%%

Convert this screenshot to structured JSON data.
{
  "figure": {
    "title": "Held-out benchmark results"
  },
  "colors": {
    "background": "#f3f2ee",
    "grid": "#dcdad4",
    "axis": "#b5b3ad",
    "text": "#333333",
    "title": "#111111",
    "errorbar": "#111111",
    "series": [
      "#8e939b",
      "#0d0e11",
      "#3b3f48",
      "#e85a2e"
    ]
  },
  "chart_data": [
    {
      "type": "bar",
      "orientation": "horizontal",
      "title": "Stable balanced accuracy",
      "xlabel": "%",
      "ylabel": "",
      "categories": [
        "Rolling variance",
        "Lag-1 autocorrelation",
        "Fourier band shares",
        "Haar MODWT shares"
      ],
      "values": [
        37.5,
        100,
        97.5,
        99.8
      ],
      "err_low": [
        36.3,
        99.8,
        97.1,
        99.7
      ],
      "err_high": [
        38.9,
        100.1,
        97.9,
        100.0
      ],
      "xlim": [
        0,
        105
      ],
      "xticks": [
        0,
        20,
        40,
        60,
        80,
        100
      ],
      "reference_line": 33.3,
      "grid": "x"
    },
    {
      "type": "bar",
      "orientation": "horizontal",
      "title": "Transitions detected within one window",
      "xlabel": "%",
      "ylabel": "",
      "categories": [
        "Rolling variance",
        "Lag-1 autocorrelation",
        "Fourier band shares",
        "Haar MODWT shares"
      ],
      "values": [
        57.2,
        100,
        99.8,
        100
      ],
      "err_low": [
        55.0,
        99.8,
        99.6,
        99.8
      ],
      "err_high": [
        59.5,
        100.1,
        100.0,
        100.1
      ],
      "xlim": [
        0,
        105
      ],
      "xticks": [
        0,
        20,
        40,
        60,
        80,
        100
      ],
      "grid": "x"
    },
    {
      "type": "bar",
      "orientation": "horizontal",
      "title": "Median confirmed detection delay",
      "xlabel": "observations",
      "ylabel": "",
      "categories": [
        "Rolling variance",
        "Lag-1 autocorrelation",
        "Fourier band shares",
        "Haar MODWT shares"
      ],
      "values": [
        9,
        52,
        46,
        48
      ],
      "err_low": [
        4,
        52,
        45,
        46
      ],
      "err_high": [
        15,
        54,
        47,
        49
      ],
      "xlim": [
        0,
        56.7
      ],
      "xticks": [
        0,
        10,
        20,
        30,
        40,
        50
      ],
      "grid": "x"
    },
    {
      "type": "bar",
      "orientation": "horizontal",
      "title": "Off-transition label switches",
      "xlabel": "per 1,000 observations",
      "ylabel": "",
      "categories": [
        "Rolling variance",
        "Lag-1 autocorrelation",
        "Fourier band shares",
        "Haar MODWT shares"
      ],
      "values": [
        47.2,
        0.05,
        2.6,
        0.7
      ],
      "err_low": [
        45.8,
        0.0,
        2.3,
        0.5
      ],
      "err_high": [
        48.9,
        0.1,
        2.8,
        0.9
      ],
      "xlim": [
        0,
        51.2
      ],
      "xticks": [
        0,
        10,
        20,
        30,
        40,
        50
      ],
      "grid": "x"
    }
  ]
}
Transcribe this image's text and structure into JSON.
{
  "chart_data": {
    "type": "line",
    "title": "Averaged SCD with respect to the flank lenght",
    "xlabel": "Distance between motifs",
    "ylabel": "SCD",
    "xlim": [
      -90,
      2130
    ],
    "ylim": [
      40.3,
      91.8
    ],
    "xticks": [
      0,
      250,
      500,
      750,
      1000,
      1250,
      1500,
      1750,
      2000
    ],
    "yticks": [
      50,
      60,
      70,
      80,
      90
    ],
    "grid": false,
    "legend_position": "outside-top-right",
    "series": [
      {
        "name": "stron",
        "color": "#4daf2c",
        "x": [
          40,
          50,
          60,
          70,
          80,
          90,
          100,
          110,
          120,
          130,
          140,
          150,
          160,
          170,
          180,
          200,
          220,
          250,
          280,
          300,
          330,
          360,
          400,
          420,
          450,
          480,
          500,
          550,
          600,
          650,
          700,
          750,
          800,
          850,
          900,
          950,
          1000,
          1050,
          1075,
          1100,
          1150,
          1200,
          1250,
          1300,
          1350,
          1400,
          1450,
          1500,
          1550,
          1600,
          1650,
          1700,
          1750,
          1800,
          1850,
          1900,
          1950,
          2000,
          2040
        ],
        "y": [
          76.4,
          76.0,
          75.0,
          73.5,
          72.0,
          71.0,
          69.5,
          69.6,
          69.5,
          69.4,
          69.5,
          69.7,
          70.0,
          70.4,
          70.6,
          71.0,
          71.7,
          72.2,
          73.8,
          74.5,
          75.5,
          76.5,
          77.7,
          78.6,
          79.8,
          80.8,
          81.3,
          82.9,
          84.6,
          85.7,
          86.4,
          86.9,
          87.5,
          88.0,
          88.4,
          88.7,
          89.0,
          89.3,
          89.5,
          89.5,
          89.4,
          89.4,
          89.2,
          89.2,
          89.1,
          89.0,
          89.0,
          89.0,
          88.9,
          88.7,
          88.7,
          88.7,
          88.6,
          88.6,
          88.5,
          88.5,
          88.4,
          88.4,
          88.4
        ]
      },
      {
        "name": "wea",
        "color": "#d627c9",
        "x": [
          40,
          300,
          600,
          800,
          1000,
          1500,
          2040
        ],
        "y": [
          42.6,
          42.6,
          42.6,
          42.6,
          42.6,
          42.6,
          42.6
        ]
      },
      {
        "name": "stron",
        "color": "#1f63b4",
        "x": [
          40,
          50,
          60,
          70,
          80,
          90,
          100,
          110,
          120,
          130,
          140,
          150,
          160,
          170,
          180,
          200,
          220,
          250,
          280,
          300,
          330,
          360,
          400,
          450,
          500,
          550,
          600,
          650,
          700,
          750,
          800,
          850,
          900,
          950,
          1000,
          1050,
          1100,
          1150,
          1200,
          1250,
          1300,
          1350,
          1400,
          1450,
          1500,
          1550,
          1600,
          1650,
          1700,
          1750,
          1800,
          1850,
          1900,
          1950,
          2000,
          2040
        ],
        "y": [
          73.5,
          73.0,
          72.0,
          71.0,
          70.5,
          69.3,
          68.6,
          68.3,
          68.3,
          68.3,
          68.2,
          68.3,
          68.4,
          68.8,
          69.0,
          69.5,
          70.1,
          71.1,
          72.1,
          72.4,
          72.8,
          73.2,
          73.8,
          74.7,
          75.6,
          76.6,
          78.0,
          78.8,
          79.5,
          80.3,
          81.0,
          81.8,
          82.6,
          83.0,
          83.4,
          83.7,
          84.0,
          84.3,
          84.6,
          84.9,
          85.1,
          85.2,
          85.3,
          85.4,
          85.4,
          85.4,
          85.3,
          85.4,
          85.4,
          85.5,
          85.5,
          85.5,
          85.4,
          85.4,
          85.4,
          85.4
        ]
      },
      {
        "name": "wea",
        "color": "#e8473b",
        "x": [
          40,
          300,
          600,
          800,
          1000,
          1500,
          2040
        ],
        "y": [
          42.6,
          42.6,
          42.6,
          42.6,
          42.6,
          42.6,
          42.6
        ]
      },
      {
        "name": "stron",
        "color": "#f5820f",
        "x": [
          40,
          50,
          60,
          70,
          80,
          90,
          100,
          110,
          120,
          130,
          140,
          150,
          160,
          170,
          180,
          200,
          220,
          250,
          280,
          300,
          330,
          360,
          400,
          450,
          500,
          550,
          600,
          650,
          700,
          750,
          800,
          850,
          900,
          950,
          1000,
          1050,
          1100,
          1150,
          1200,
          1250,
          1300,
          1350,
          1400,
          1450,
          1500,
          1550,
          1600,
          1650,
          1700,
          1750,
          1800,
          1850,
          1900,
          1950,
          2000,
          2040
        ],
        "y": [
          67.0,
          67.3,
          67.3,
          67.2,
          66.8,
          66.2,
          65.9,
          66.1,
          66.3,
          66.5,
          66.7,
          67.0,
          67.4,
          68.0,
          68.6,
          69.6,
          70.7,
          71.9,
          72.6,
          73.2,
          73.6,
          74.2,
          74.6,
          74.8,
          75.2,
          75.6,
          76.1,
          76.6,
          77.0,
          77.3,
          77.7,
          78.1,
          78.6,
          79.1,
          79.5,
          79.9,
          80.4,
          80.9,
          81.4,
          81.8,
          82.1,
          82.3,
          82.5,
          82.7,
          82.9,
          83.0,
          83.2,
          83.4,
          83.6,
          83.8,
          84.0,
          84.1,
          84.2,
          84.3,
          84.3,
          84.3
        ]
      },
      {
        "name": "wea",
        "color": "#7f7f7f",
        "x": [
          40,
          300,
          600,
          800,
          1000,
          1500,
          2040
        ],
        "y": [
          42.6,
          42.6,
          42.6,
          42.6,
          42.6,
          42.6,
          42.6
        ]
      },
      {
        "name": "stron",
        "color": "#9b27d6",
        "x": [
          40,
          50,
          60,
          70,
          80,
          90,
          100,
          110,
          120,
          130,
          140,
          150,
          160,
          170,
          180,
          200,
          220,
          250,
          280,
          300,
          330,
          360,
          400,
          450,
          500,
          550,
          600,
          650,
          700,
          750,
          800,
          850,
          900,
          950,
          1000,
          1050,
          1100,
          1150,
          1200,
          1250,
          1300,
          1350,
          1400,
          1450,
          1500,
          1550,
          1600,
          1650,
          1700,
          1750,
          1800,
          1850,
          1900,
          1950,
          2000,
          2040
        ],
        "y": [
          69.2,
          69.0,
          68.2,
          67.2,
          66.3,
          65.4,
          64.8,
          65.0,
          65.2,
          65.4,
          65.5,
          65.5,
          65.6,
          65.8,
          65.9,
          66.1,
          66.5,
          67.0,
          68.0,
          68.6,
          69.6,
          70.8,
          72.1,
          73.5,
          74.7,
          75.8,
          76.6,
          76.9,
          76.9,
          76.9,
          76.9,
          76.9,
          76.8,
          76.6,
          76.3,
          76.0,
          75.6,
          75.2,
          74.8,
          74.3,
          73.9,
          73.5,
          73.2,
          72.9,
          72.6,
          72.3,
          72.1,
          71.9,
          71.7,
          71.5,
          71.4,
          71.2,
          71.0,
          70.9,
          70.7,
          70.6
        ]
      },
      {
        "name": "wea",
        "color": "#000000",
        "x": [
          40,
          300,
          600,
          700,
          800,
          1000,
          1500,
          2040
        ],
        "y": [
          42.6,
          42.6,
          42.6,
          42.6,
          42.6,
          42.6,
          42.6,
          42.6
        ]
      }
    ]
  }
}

%%

**GOAL**
Gather every line from the listing above in which "text" appears, and copy those lines.

**EXERCISE RESPONSE**
    "text": "#333333",
Transcribe this image's text and structure into JSON.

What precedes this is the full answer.